# THE TASK
Here are records with pictures in them. Copy all of them exactly and leave the pictures out.

# THE INPUT
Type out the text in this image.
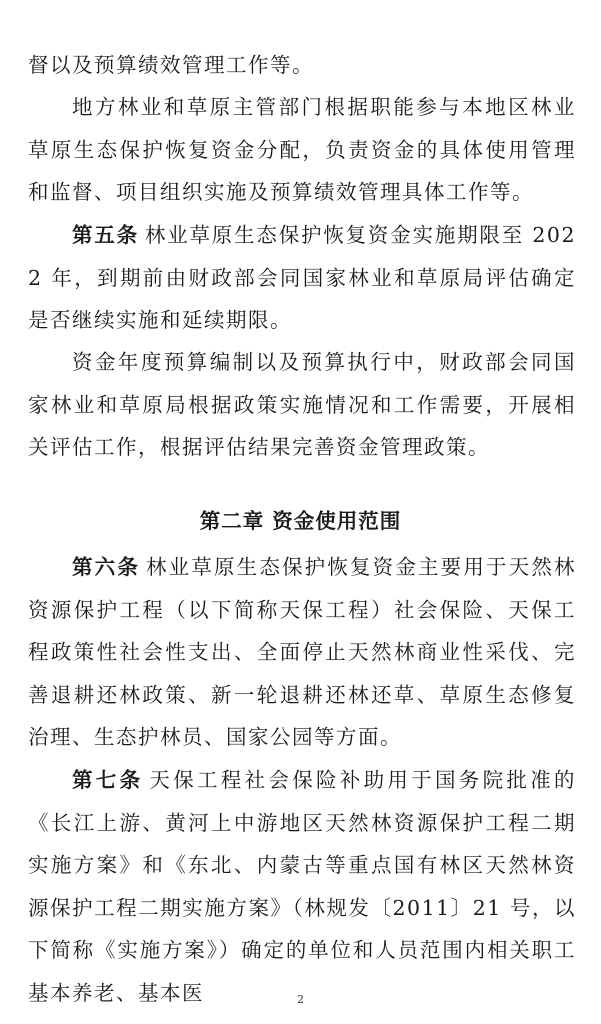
督以及预算绩效管理工作等。

地方林业和草原主管部门根据职能参与本地区林业草原生态保护恢复资金分配，负责资金的具体使用管理和监督、项目组织实施及预算绩效管理具体工作等。

第五条 林业草原生态保护恢复资金实施期限至 2022 年，到期前由财政部会同国家林业和草原局评估确定是否继续实施和延续期限。

资金年度预算编制以及预算执行中，财政部会同国家林业和草原局根据政策实施情况和工作需要，开展相关评估工作，根据评估结果完善资金管理政策。

第二章 资金使用范围

第六条 林业草原生态保护恢复资金主要用于天然林资源保护工程（以下简称天保工程）社会保险、天保工程政策性社会性支出、全面停止天然林商业性采伐、完善退耕还林政策、新一轮退耕还林还草、草原生态修复治理、生态护林员、国家公园等方面。

第七条 天保工程社会保险补助用于国务院批准的《长江上游、黄河上中游地区天然林资源保护工程二期实施方案》和《东北、内蒙古等重点国有林区天然林资源保护工程二期实施方案》（林规发〔2011〕21 号，以下简称《实施方案》）确定的单位和人员范围内相关职工基本养老、基本医	2
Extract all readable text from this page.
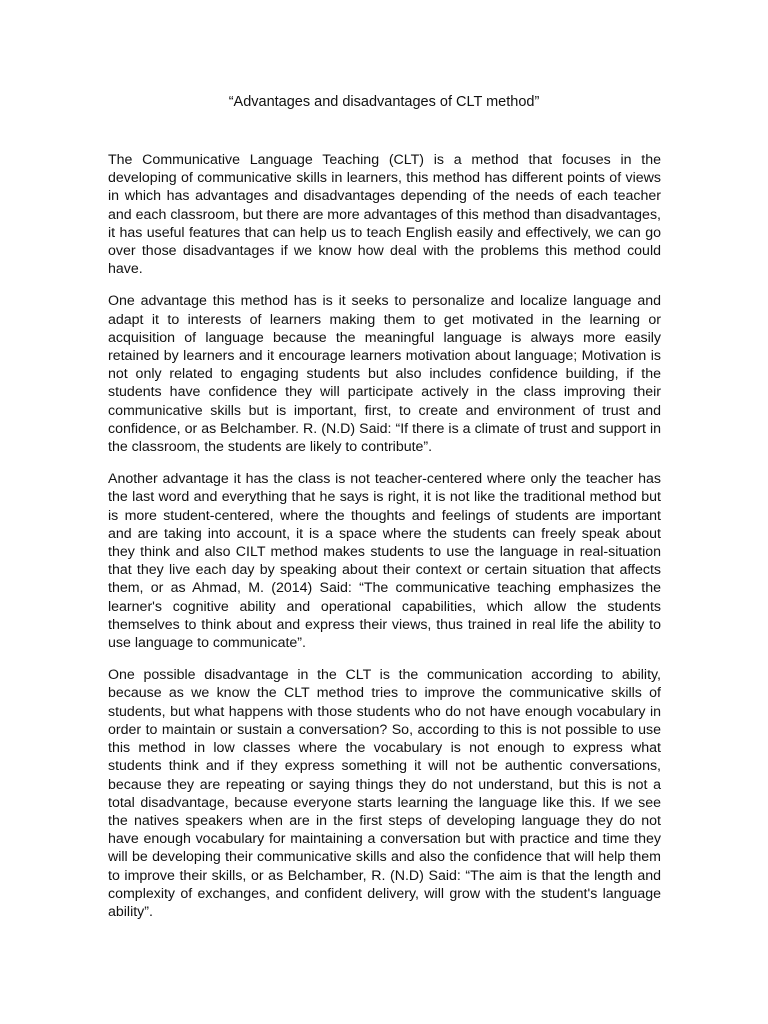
“Advantages and disadvantages of CLT method”

The Communicative Language Teaching (CLT) is a method that focuses in the developing of communicative skills in learners, this method has different points of views in which has advantages and disadvantages depending of the needs of each teacher and each classroom, but there are more advantages of this method than disadvantages, it has useful features that can help us to teach English easily and effectively, we can go over those disadvantages if we know how deal with the problems this method could have.

One advantage this method has is it seeks to personalize and localize language and adapt it to interests of learners making them to get motivated in the learning or acquisition of language because the meaningful language is always more easily retained by learners and it encourage learners motivation about language; Motivation is not only related to engaging students but also includes confidence building, if the students have confidence they will participate actively in the class improving their communicative skills but is important, first, to create and environment of trust and confidence, or as Belchamber. R. (N.D) Said: “If there is a climate of trust and support in the classroom, the students are likely to contribute”.

Another advantage it has the class is not teacher-centered where only the teacher has the last word and everything that he says is right, it is not like the traditional method but is more student-centered, where the thoughts and feelings of students are important and are taking into account, it is a space where the students can freely speak about they think and also CILT method makes students to use the language in real-situation that they live each day by speaking about their context or certain situation that affects them, or as Ahmad, M. (2014) Said: “The communicative teaching emphasizes the learner's cognitive ability and operational capabilities, which allow the students themselves to think about and express their views, thus trained in real life the ability to use language to communicate”.

One possible disadvantage in the CLT is the communication according to ability, because as we know the CLT method tries to improve the communicative skills of students, but what happens with those students who do not have enough vocabulary in order to maintain or sustain a conversation? So, according to this is not possible to use this method in low classes where the vocabulary is not enough to express what students think and if they express something it will not be authentic conversations, because they are repeating or saying things they do not understand, but this is not a total disadvantage, because everyone starts learning the language like this. If we see the natives speakers when are in the first steps of developing language they do not have enough vocabulary for maintaining a conversation but with practice and time they will be developing their communicative skills and also the confidence that will help them to improve their skills, or as Belchamber, R. (N.D) Said: “The aim is that the length and complexity of exchanges, and confident delivery, will grow with the student's language ability”.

# EXPECTED ANSWER
Type out the text in this image.
督以及预算绩效管理工作等。

地方林业和草原主管部门根据职能参与本地区林业草原生态保护恢复资金分配，负责资金的具体使用管理和监督、项目组织实施及预算绩效管理具体工作等。

第五条 林业草原生态保护恢复资金实施期限至 2022 年，到期前由财政部会同国家林业和草原局评估确定是否继续实施和延续期限。

资金年度预算编制以及预算执行中，财政部会同国家林业和草原局根据政策实施情况和工作需要，开展相关评估工作，根据评估结果完善资金管理政策。

第二章 资金使用范围

第六条 林业草原生态保护恢复资金主要用于天然林资源保护工程（以下简称天保工程）社会保险、天保工程政策性社会性支出、全面停止天然林商业性采伐、完善退耕还林政策、新一轮退耕还林还草、草原生态修复治理、生态护林员、国家公园等方面。

第七条 天保工程社会保险补助用于国务院批准的《长江上游、黄河上中游地区天然林资源保护工程二期实施方案》和《东北、内蒙古等重点国有林区天然林资源保护工程二期实施方案》（林规发〔2011〕21 号，以下简称《实施方案》）确定的单位和人员范围内相关职工基本养老、基本医	2
Extract all readable text from this page.
“Advantages and disadvantages of CLT method”

The Communicative Language Teaching (CLT) is a method that focuses in the developing of communicative skills in learners, this method has different points of views in which has advantages and disadvantages depending of the needs of each teacher and each classroom, but there are more advantages of this method than disadvantages, it has useful features that can help us to teach English easily and effectively, we can go over those disadvantages if we know how deal with the problems this method could have.

One advantage this method has is it seeks to personalize and localize language and adapt it to interests of learners making them to get motivated in the learning or acquisition of language because the meaningful language is always more easily retained by learners and it encourage learners motivation about language; Motivation is not only related to engaging students but also includes confidence building, if the students have confidence they will participate actively in the class improving their communicative skills but is important, first, to create and environment of trust and confidence, or as Belchamber. R. (N.D) Said: “If there is a climate of trust and support in the classroom, the students are likely to contribute”.

Another advantage it has the class is not teacher-centered where only the teacher has the last word and everything that he says is right, it is not like the traditional method but is more student-centered, where the thoughts and feelings of students are important and are taking into account, it is a space where the students can freely speak about they think and also CILT method makes students to use the language in real-situation that they live each day by speaking about their context or certain situation that affects them, or as Ahmad, M. (2014) Said: “The communicative teaching emphasizes the learner's cognitive ability and operational capabilities, which allow the students themselves to think about and express their views, thus trained in real life the ability to use language to communicate”.

One possible disadvantage in the CLT is the communication according to ability, because as we know the CLT method tries to improve the communicative skills of students, but what happens with those students who do not have enough vocabulary in order to maintain or sustain a conversation? So, according to this is not possible to use this method in low classes where the vocabulary is not enough to express what students think and if they express something it will not be authentic conversations, because they are repeating or saying things they do not understand, but this is not a total disadvantage, because everyone starts learning the language like this. If we see the natives speakers when are in the first steps of developing language they do not have enough vocabulary for maintaining a conversation but with practice and time they will be developing their communicative skills and also the confidence that will help them to improve their skills, or as Belchamber, R. (N.D) Said: “The aim is that the length and complexity of exchanges, and confident delivery, will grow with the student's language ability”.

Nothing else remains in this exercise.